| What you need to do |
In the entries below, identify every line with the string "кровель" and copy it.

───

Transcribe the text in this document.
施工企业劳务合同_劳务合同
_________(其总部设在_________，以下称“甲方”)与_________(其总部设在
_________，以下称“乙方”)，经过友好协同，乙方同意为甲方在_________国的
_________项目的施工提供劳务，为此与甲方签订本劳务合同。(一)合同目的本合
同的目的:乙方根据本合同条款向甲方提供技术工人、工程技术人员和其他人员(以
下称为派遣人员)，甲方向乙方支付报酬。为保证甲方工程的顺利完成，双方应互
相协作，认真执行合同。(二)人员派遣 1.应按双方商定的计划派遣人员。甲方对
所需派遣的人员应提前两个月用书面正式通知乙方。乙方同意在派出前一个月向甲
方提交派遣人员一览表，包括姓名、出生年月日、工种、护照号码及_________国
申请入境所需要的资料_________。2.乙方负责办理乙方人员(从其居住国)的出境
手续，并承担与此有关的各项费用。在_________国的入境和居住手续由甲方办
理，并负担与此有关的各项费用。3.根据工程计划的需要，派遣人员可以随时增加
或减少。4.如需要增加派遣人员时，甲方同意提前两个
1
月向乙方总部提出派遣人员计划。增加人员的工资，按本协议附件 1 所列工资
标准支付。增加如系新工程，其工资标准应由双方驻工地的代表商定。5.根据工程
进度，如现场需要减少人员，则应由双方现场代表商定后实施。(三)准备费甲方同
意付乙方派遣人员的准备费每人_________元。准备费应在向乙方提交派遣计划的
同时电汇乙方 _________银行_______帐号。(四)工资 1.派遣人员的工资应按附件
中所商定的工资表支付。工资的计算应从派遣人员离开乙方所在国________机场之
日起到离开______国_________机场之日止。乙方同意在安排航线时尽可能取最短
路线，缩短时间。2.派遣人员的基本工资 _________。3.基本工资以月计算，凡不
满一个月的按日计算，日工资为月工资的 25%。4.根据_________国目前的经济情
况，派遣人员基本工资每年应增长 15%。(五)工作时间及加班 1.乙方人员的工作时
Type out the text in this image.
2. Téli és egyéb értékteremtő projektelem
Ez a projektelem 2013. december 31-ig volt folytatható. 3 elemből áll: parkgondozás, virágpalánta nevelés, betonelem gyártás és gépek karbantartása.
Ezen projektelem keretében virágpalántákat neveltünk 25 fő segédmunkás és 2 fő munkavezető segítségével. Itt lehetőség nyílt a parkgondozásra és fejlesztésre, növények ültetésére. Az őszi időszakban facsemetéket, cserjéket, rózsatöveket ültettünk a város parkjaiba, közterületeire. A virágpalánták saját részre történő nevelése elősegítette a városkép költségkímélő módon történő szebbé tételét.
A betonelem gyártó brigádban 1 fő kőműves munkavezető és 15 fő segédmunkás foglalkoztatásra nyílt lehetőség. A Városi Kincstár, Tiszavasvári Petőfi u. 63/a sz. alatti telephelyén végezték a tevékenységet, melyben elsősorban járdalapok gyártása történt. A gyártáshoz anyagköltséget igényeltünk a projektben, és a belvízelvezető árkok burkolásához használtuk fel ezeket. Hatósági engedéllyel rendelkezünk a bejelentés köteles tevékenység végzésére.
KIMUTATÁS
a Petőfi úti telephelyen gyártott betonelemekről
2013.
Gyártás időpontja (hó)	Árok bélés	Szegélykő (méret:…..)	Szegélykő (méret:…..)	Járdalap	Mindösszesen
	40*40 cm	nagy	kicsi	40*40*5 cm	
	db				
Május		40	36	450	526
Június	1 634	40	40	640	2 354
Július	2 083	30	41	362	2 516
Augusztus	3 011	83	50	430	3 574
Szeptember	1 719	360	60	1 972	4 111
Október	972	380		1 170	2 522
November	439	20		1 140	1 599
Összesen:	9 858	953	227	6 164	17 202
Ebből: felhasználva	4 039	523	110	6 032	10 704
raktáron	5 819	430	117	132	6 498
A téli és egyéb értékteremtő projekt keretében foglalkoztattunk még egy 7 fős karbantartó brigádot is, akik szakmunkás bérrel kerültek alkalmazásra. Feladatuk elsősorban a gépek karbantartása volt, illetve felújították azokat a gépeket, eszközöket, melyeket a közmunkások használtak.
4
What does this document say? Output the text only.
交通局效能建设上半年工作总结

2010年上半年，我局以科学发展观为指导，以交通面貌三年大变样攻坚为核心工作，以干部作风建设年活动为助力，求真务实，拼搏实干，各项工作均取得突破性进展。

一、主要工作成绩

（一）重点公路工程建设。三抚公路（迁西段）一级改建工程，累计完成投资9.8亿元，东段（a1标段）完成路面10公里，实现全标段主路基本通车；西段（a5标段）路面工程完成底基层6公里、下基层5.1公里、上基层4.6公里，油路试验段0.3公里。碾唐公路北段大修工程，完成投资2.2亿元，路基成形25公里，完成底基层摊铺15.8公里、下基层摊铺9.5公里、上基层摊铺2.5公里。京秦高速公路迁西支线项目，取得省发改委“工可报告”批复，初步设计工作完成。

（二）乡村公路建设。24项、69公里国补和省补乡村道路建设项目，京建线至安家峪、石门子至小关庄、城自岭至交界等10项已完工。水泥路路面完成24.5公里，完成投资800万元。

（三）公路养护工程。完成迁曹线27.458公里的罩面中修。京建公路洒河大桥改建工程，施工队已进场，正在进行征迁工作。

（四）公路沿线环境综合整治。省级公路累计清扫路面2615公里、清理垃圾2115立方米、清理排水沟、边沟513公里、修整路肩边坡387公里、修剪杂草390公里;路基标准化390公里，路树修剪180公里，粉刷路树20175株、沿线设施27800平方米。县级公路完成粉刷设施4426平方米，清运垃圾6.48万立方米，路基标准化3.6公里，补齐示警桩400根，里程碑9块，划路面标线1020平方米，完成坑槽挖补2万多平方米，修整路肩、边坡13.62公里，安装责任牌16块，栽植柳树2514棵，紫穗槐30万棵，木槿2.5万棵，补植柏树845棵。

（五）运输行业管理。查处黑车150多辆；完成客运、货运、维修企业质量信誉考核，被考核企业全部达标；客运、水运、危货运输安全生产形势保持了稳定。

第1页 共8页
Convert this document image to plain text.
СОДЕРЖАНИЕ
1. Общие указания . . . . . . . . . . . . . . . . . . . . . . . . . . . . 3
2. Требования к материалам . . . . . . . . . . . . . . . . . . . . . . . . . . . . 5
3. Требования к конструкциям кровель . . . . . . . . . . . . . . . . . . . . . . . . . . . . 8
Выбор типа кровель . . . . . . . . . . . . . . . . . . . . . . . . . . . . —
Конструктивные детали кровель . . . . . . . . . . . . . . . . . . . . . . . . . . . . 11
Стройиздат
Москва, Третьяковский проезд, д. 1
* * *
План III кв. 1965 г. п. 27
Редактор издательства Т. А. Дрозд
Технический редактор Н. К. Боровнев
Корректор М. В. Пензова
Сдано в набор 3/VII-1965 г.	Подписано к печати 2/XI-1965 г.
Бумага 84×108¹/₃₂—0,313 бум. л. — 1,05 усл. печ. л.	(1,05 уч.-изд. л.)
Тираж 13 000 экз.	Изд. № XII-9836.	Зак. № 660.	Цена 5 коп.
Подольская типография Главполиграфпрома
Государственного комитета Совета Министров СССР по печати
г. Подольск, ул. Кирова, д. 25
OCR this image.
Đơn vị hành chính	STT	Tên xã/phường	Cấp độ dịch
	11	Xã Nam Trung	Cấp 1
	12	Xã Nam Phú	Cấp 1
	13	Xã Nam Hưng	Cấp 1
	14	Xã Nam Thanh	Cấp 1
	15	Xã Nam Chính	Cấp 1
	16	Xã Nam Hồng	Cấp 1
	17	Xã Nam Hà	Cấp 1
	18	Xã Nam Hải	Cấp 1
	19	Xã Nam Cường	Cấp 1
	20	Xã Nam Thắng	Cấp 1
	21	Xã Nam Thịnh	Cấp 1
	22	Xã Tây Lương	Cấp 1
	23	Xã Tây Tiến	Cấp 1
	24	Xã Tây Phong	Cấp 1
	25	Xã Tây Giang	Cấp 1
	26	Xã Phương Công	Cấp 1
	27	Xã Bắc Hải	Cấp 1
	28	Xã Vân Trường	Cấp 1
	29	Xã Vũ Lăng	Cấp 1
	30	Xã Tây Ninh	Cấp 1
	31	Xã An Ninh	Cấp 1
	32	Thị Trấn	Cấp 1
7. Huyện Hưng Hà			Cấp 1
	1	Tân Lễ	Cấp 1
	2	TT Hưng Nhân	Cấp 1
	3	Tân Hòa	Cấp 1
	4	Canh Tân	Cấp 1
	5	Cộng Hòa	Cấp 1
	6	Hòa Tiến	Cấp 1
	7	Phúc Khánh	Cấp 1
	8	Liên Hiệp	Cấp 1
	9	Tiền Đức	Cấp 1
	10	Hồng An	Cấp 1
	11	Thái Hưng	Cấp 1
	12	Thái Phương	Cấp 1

───

| Result for this task |
3. Требования к конструкциям кровель . . . . . . . . . . . . . . . . . . . . . . . . . . . . 8
Выбор типа кровель . . . . . . . . . . . . . . . . . . . . . . . . . . . . —
Конструктивные детали кровель . . . . . . . . . . . . . . . . . . . . . . . . . . . . 11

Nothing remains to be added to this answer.